Goal: Below are the records; collect from them each line containing the string "Play".

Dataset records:
########

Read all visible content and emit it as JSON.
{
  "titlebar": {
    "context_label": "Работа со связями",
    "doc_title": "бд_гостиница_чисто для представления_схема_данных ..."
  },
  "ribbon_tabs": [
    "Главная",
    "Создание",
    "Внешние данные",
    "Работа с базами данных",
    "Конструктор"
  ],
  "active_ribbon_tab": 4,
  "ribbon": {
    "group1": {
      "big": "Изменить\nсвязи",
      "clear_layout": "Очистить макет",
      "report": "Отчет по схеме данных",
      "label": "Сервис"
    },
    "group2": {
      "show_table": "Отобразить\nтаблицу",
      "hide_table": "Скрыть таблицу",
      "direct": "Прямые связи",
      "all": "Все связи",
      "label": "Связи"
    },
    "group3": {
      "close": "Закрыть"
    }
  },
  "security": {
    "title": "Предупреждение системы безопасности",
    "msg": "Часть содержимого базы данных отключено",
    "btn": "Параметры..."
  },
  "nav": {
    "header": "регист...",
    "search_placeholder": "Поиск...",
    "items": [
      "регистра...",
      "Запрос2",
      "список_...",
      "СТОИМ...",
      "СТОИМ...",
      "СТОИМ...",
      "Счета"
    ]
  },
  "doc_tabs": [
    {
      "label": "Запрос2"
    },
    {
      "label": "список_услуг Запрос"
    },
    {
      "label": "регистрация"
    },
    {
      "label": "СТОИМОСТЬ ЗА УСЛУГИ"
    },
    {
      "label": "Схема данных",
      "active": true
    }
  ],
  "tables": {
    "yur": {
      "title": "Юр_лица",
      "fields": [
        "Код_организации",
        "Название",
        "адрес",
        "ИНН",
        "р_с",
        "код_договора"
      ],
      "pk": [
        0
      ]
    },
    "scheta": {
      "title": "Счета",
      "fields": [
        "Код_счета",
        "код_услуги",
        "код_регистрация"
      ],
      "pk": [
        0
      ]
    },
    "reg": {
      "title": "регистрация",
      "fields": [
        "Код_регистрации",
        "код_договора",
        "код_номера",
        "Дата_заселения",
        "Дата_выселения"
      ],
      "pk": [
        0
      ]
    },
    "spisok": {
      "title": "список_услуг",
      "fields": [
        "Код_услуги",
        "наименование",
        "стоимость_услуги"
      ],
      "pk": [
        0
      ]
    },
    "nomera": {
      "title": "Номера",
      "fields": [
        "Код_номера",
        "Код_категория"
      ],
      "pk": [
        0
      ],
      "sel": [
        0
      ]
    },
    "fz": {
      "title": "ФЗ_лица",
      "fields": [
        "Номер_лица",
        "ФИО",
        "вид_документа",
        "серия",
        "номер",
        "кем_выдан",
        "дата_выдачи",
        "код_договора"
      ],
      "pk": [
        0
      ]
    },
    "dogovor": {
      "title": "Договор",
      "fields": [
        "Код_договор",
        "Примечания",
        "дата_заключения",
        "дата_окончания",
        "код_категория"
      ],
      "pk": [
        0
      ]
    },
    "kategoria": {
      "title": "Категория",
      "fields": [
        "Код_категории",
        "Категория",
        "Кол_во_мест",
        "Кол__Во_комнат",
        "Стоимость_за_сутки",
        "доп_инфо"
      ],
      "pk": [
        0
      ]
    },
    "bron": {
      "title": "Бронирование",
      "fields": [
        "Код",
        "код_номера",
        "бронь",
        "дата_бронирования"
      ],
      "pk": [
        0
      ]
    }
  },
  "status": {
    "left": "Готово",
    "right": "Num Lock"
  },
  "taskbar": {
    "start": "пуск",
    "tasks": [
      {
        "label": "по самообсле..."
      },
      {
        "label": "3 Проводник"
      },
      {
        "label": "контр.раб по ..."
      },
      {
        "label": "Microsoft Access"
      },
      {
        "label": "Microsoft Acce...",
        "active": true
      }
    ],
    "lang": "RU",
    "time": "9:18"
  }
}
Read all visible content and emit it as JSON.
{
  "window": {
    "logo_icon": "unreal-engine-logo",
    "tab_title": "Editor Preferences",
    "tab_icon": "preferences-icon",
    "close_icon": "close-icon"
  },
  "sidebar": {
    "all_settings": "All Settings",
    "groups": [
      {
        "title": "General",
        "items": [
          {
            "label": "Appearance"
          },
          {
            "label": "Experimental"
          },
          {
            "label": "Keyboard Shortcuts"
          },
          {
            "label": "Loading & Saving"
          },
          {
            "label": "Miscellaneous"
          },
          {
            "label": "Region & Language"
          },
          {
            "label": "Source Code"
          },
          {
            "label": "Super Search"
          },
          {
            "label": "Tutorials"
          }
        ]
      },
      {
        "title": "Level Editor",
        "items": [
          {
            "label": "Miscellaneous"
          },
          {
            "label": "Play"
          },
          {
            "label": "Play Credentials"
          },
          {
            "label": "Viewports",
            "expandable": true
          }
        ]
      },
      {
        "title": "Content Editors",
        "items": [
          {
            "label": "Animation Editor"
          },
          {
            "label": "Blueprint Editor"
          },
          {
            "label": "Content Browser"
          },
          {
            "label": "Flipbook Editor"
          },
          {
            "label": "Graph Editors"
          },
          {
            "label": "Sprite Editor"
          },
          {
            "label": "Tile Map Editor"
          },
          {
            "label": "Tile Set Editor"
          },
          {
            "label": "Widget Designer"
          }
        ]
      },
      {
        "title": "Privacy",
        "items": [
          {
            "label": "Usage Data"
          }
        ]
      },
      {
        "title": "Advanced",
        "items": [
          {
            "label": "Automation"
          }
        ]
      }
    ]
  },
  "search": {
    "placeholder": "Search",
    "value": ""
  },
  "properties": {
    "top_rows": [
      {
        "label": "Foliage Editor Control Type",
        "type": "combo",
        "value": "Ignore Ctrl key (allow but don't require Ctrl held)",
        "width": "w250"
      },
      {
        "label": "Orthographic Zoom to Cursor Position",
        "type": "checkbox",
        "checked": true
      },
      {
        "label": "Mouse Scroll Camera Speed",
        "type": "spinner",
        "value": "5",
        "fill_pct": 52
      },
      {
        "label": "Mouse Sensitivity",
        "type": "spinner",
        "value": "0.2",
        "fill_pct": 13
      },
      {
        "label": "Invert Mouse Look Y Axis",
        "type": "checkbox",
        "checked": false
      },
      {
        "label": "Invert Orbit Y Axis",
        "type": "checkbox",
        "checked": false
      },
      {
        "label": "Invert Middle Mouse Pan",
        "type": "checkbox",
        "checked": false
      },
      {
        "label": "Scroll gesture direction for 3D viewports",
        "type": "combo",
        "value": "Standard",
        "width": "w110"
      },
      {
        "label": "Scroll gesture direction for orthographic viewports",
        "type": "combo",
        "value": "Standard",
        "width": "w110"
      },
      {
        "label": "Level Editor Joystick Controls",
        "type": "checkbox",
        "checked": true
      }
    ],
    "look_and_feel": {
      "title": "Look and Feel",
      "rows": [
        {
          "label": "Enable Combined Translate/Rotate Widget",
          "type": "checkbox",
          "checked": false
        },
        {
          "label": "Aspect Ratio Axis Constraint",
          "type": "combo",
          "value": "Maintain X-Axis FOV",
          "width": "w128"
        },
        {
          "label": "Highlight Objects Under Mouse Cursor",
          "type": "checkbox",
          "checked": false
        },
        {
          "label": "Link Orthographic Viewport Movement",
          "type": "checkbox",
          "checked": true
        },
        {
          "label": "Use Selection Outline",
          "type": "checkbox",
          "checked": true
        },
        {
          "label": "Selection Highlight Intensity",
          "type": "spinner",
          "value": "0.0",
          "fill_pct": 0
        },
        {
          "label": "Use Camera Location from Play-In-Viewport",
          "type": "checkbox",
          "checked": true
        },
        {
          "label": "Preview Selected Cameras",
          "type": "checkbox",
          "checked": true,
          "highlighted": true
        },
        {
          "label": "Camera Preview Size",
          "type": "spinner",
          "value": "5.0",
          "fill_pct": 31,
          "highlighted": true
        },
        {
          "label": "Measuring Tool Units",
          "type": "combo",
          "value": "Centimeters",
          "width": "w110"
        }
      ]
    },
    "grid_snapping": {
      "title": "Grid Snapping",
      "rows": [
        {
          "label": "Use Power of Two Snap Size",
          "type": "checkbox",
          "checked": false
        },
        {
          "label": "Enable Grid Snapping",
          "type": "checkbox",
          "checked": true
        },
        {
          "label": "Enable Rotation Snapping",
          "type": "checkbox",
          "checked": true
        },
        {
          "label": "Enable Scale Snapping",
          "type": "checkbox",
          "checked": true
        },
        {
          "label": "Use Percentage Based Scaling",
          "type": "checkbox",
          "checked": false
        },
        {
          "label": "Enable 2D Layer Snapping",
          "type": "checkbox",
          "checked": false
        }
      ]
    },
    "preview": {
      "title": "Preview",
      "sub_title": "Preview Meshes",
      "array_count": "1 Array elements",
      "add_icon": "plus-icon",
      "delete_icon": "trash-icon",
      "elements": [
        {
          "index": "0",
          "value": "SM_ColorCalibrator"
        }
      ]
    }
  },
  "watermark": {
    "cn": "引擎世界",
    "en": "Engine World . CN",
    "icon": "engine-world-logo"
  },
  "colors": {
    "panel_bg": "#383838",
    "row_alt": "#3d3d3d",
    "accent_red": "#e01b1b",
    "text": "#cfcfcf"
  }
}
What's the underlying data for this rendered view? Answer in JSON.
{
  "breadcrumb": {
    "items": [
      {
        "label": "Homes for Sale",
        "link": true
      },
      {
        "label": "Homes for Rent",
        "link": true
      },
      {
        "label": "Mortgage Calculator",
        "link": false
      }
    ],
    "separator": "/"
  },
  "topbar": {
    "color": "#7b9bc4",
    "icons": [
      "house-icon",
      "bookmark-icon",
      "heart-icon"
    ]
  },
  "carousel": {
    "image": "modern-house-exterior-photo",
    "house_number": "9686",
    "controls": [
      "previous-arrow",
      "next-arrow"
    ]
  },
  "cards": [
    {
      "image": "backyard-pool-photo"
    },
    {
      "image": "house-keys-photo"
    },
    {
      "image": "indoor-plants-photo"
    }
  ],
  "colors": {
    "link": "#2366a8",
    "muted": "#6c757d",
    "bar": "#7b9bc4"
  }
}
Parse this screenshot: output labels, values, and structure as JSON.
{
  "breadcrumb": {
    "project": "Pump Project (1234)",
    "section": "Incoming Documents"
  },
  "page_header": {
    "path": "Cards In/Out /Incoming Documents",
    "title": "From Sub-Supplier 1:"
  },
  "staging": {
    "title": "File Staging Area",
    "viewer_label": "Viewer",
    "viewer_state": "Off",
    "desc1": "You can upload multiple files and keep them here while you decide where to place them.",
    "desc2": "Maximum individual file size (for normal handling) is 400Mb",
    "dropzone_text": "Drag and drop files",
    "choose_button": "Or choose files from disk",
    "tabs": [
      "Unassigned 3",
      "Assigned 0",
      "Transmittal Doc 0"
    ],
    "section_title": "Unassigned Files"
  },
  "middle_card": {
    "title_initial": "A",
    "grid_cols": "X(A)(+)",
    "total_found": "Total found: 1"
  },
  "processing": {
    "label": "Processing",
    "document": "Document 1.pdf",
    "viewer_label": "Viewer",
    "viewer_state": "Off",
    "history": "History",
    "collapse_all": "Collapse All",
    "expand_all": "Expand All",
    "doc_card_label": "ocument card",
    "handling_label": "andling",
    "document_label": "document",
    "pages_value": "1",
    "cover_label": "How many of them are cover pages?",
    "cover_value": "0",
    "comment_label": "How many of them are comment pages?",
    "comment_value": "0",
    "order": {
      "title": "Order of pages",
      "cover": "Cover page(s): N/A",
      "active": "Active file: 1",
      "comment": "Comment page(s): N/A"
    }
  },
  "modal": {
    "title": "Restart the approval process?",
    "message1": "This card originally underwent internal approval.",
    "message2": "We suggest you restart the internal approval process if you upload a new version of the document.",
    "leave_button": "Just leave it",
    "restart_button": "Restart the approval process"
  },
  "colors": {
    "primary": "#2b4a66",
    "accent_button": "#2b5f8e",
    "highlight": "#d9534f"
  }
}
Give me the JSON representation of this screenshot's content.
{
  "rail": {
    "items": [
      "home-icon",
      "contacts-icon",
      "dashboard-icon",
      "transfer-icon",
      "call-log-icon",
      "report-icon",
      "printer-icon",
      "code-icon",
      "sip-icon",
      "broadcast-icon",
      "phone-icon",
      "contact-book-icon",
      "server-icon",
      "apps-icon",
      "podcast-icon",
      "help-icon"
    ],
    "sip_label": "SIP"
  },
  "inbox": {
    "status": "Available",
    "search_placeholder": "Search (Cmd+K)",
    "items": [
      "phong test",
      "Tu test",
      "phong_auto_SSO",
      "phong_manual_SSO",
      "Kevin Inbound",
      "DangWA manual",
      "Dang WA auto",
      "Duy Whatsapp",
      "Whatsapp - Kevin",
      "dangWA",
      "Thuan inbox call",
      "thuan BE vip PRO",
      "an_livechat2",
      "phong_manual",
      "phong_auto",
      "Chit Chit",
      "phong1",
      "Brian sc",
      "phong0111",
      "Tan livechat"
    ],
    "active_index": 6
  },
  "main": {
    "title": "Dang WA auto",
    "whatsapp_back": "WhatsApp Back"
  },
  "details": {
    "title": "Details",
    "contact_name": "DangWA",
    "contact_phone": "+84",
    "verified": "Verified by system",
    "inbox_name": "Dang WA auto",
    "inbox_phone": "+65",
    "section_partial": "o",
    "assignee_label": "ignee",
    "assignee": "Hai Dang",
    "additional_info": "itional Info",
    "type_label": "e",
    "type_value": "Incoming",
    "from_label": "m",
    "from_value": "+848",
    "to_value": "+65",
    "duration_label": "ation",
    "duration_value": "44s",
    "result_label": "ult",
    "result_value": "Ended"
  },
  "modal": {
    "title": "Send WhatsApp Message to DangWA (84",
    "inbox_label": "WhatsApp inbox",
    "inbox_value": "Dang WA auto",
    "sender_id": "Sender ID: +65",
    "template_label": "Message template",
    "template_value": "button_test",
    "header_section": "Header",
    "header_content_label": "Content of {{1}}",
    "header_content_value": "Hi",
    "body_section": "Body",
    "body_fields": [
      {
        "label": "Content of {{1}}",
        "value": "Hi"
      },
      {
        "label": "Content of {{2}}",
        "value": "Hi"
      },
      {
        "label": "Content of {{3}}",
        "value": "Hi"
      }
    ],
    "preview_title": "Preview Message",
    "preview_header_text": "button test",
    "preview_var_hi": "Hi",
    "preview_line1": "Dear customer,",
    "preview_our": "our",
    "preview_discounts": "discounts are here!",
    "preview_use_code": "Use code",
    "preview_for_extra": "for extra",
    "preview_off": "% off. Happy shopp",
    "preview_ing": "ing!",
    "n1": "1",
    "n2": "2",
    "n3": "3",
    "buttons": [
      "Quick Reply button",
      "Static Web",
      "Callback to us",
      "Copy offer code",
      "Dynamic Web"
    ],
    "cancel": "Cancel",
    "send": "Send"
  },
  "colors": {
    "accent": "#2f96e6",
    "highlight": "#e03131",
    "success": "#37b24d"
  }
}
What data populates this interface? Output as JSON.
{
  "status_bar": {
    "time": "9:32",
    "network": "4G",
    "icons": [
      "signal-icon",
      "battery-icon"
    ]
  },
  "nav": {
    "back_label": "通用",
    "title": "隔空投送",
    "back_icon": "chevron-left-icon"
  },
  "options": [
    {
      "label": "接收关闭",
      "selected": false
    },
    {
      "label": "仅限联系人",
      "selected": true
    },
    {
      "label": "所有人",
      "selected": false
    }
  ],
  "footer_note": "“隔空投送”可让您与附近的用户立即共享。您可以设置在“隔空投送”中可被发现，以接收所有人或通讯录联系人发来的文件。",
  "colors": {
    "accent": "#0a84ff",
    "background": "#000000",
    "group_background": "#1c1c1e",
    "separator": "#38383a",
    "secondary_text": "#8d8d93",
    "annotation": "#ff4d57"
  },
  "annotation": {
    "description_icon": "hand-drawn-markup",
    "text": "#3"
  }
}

########

Full solution:
            "label": "Play"
            "label": "Play Credentials"
          "label": "Use Camera Location from Play-In-Viewport",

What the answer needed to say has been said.